## start

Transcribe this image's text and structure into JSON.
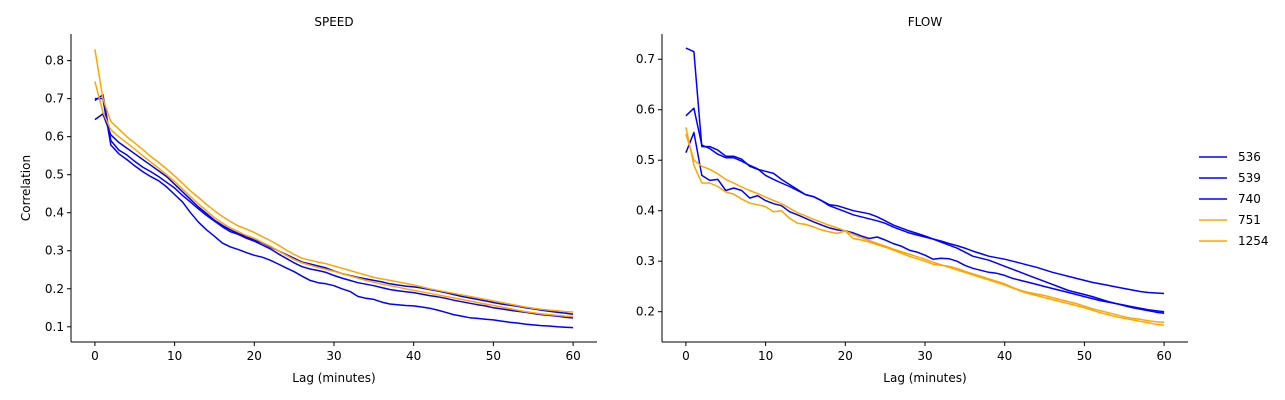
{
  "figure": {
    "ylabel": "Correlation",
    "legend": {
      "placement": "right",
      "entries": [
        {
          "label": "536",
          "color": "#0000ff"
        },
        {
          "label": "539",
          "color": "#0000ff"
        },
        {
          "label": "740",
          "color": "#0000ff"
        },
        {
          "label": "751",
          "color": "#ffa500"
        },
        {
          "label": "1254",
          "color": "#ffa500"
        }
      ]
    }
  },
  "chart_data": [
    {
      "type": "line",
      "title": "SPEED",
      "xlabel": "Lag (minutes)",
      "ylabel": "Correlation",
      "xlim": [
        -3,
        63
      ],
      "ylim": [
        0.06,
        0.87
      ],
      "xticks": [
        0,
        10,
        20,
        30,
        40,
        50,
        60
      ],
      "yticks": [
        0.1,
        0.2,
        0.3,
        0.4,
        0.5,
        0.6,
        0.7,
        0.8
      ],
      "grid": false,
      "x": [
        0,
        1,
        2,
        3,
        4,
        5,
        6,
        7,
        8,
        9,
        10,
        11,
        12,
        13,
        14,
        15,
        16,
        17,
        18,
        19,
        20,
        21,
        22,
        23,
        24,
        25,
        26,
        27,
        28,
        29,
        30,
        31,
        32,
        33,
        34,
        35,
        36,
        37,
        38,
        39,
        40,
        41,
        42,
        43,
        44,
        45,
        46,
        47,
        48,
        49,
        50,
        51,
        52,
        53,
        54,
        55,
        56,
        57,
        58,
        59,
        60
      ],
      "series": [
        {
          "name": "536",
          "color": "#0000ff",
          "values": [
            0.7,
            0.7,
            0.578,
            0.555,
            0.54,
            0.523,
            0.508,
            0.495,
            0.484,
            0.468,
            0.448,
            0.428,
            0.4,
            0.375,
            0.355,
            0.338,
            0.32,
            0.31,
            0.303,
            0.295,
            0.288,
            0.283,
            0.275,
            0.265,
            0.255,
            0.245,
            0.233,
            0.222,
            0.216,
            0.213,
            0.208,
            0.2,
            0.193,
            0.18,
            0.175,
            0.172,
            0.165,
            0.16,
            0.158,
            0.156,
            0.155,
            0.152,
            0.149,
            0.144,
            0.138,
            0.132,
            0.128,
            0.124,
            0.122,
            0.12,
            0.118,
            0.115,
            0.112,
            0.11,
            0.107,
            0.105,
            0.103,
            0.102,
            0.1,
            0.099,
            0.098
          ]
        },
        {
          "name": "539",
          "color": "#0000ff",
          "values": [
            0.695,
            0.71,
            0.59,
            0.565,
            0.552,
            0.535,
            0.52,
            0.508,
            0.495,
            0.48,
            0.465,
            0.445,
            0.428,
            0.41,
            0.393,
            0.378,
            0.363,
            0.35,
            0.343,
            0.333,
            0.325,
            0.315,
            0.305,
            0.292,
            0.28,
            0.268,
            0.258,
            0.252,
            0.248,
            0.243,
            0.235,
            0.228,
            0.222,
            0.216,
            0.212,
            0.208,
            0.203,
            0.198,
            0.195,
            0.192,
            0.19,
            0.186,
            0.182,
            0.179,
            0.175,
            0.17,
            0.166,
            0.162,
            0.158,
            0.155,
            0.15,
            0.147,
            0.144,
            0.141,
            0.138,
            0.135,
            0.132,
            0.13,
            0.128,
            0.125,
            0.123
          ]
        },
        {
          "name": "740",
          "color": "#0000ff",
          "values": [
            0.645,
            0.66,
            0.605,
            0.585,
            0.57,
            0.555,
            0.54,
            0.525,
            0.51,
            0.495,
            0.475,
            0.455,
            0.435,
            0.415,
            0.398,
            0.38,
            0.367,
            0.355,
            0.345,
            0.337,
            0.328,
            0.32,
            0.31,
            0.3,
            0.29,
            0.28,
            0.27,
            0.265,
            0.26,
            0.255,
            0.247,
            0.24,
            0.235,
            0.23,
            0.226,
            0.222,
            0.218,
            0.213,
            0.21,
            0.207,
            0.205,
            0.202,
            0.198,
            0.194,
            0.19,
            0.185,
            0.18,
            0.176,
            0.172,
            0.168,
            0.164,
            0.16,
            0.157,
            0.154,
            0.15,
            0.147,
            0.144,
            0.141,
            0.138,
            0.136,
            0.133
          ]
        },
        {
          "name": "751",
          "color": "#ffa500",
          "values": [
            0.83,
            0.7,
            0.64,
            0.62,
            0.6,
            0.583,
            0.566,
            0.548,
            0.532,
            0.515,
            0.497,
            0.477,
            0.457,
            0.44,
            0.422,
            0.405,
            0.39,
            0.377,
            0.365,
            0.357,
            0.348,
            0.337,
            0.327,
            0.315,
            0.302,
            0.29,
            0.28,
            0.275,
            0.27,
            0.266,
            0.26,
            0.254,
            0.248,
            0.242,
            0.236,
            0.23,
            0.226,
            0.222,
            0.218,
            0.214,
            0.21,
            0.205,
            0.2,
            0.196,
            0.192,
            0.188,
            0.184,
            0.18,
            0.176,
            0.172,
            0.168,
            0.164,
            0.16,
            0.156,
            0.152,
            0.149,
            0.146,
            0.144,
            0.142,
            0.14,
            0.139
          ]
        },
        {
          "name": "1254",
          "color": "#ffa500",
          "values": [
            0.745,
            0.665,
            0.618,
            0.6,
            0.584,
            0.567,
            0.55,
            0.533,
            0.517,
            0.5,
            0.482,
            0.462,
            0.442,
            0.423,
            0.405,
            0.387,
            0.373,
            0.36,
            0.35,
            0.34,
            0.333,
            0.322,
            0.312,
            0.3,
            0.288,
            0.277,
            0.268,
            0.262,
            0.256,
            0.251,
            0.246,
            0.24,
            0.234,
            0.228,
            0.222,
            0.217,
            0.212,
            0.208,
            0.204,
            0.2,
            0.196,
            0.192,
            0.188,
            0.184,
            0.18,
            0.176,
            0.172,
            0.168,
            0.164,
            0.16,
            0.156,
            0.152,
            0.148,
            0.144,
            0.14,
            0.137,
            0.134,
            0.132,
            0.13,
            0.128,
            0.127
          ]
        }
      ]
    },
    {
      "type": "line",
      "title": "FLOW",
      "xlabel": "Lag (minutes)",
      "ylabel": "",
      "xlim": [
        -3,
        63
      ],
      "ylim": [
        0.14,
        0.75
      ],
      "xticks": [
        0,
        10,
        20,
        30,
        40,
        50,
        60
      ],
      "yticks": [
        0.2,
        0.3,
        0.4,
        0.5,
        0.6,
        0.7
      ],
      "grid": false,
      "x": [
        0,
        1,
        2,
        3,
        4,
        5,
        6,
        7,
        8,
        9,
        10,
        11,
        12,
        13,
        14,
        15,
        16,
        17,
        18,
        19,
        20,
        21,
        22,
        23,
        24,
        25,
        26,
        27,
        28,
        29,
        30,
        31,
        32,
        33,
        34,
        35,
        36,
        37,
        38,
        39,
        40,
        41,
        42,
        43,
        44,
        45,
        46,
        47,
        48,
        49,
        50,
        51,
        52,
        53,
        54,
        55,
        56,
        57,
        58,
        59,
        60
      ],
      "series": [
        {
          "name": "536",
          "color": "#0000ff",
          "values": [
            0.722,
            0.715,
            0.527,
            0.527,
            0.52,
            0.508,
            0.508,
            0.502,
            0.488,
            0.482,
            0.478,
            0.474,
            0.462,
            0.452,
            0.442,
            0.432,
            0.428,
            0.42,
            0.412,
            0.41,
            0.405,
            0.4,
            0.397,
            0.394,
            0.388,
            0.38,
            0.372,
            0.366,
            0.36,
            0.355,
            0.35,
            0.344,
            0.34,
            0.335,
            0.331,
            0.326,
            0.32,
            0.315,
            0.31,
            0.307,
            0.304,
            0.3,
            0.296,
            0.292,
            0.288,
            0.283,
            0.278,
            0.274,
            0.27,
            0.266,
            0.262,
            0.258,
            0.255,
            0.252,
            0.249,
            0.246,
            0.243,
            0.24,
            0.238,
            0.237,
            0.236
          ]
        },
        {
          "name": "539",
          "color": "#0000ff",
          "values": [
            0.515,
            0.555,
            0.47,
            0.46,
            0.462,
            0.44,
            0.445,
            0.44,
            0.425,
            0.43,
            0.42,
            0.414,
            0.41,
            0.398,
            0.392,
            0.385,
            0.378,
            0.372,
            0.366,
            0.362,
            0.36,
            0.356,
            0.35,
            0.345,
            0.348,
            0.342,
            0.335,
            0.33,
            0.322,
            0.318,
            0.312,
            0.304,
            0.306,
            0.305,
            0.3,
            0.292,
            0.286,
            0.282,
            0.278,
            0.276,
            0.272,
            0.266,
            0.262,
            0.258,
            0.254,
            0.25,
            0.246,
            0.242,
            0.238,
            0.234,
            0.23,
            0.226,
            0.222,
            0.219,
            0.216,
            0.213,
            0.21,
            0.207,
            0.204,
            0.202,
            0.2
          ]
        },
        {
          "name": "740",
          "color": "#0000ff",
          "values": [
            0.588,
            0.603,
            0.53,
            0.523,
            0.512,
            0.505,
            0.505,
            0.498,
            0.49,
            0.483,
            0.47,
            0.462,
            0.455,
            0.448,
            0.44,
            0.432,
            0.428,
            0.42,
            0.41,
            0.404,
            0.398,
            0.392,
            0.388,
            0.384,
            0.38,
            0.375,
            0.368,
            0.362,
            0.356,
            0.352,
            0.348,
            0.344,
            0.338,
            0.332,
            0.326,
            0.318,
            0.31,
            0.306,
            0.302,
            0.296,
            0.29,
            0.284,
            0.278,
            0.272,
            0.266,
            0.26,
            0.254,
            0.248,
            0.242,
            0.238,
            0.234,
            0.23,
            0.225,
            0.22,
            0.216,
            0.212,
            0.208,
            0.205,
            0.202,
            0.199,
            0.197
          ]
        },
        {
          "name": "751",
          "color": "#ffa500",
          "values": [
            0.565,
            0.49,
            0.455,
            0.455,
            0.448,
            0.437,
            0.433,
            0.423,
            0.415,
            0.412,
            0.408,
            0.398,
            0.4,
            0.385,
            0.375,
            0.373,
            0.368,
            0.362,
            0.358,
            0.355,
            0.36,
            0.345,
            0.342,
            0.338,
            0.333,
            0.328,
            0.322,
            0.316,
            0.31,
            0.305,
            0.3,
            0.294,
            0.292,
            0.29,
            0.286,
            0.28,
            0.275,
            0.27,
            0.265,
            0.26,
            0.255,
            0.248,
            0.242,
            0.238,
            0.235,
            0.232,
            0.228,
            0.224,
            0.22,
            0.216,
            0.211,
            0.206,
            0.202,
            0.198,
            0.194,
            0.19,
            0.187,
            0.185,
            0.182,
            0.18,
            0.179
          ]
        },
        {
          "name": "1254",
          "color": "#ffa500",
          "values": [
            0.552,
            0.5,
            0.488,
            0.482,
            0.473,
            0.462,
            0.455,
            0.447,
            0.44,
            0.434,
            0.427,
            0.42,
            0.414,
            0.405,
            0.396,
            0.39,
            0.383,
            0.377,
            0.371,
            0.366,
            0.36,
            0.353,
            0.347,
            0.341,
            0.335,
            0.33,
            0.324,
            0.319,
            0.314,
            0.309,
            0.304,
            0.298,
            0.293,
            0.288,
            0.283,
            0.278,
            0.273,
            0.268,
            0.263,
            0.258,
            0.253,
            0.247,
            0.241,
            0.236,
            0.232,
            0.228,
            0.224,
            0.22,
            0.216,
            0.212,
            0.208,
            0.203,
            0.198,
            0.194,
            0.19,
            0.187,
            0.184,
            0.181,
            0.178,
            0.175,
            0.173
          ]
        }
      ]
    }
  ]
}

## end

§ Exercise prompt
Determine how many lines of this listing contain "Correlation", and give only the number.

§ Correct result
2